Aim
Show every line in the records below that contains the word "value".

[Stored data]
--- START ---

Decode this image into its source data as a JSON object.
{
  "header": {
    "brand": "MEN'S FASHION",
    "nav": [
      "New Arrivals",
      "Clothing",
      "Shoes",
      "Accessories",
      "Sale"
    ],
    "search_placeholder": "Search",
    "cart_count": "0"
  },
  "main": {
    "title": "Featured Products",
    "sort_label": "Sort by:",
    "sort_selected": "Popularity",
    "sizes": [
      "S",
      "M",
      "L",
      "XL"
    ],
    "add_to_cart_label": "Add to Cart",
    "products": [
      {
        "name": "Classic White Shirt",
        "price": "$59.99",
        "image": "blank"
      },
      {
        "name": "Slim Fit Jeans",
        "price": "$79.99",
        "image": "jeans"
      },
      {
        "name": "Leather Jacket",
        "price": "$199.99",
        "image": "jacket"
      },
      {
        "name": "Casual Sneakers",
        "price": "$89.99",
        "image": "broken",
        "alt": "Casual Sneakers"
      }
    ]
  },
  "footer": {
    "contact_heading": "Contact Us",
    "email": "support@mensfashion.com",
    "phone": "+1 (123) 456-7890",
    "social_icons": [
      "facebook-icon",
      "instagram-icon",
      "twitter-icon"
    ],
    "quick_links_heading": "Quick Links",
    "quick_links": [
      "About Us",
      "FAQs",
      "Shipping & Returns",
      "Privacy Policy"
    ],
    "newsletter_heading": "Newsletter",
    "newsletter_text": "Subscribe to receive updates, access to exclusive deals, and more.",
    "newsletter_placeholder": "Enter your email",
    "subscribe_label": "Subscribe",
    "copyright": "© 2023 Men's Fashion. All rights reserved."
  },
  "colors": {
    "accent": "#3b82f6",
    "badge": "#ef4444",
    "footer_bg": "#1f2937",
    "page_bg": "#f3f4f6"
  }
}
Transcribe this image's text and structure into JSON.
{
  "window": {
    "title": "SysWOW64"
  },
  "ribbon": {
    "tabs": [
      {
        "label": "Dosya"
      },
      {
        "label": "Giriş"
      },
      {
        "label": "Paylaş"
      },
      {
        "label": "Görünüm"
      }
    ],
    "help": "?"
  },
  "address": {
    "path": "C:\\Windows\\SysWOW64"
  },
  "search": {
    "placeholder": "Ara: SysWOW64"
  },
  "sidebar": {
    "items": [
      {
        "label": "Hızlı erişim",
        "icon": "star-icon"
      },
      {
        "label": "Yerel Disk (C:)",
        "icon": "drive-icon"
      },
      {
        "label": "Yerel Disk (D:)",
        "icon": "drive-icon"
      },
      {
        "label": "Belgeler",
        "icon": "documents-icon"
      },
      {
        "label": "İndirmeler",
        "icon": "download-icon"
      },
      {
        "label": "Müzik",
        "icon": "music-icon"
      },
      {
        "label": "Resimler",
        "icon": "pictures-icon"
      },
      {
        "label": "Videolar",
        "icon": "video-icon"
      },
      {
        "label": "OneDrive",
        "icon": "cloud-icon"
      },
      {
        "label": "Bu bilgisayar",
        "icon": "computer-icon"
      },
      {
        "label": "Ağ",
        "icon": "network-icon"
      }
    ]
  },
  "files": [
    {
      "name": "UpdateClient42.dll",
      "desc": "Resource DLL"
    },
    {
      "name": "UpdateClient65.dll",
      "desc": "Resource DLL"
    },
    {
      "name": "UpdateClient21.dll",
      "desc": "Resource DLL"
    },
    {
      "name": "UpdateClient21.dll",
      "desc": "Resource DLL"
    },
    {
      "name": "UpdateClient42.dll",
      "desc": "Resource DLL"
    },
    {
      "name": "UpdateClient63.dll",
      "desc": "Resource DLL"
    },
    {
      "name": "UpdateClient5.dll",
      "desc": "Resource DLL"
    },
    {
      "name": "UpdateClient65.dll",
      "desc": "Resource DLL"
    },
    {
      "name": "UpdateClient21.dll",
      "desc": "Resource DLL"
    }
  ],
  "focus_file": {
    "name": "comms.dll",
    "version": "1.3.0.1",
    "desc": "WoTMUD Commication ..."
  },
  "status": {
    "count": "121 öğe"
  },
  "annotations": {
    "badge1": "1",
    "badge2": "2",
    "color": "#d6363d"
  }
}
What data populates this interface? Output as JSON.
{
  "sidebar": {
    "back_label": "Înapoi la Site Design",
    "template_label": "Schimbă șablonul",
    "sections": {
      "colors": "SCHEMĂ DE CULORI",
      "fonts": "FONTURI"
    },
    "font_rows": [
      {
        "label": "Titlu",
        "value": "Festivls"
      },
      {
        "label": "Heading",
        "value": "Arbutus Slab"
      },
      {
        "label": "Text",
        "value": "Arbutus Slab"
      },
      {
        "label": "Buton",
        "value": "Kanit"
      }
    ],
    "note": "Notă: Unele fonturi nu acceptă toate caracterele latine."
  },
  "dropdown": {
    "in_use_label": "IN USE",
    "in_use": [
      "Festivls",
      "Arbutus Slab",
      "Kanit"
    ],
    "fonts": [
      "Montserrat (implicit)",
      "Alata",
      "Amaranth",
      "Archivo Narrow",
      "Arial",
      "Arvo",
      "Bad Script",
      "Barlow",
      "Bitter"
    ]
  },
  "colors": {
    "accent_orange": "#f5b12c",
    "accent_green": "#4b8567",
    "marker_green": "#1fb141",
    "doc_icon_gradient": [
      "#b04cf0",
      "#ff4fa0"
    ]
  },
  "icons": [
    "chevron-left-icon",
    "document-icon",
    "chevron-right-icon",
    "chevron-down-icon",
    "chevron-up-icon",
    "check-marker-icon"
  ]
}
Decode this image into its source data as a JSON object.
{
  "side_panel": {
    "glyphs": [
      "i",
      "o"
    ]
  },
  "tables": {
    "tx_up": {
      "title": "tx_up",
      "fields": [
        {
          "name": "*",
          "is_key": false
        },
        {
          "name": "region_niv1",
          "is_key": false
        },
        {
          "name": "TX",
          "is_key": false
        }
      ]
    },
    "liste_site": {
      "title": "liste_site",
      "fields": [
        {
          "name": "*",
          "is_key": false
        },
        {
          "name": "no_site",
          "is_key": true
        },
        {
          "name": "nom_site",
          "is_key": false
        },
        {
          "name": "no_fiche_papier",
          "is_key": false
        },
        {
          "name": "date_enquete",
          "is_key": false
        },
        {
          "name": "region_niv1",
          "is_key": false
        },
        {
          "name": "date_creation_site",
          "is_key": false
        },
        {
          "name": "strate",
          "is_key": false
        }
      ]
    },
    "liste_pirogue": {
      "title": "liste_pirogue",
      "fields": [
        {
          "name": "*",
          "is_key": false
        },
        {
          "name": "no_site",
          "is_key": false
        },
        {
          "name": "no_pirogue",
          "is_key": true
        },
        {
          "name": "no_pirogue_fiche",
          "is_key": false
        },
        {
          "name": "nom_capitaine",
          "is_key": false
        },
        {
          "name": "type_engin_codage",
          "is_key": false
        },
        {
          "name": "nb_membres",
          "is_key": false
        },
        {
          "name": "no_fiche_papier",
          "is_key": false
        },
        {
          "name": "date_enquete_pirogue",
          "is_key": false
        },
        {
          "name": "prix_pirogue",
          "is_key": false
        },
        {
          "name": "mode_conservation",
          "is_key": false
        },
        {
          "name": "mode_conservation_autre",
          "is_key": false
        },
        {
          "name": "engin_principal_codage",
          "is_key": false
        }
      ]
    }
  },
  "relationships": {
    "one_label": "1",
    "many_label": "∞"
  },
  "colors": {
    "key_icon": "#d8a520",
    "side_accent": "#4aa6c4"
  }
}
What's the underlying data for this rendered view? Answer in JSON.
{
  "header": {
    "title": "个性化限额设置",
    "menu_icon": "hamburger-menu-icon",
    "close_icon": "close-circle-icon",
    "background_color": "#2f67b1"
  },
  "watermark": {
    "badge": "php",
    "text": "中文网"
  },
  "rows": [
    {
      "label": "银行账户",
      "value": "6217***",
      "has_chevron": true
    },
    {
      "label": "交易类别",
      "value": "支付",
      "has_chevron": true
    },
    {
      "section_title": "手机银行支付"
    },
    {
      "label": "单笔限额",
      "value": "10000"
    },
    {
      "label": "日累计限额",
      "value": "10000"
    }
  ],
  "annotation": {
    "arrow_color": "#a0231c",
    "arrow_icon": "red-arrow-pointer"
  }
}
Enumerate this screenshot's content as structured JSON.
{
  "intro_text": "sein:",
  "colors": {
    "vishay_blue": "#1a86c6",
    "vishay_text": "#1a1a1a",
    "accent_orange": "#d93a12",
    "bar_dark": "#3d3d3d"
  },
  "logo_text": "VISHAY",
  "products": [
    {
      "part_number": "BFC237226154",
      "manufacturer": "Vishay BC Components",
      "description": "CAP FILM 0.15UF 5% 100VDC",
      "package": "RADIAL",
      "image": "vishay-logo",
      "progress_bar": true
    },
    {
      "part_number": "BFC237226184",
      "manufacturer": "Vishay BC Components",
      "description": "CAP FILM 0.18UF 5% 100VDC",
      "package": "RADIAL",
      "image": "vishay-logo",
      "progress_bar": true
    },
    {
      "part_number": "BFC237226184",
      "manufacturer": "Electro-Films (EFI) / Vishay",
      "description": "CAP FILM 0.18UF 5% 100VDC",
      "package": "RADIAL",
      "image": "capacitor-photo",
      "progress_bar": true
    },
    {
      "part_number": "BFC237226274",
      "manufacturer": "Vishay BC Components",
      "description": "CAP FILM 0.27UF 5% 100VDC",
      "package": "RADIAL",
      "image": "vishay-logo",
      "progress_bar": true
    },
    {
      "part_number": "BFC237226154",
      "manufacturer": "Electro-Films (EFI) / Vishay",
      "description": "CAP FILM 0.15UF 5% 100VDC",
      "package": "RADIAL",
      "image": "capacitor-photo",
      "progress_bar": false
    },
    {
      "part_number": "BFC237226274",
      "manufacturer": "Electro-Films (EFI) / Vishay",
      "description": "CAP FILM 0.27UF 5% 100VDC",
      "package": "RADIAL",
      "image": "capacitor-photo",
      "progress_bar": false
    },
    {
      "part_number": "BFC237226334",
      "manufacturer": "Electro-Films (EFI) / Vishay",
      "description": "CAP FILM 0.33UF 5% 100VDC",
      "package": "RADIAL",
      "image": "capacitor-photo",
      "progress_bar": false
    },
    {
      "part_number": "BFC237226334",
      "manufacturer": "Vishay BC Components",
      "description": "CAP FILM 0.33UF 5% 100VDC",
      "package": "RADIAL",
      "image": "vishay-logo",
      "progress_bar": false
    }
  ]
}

--- END ---

Answer
        "value": "Festivls"
        "value": "Arbutus Slab"
        "value": "Arbutus Slab"
        "value": "Kanit"
      "value": "6217***",
      "value": "支付",
      "value": "10000"
      "value": "10000"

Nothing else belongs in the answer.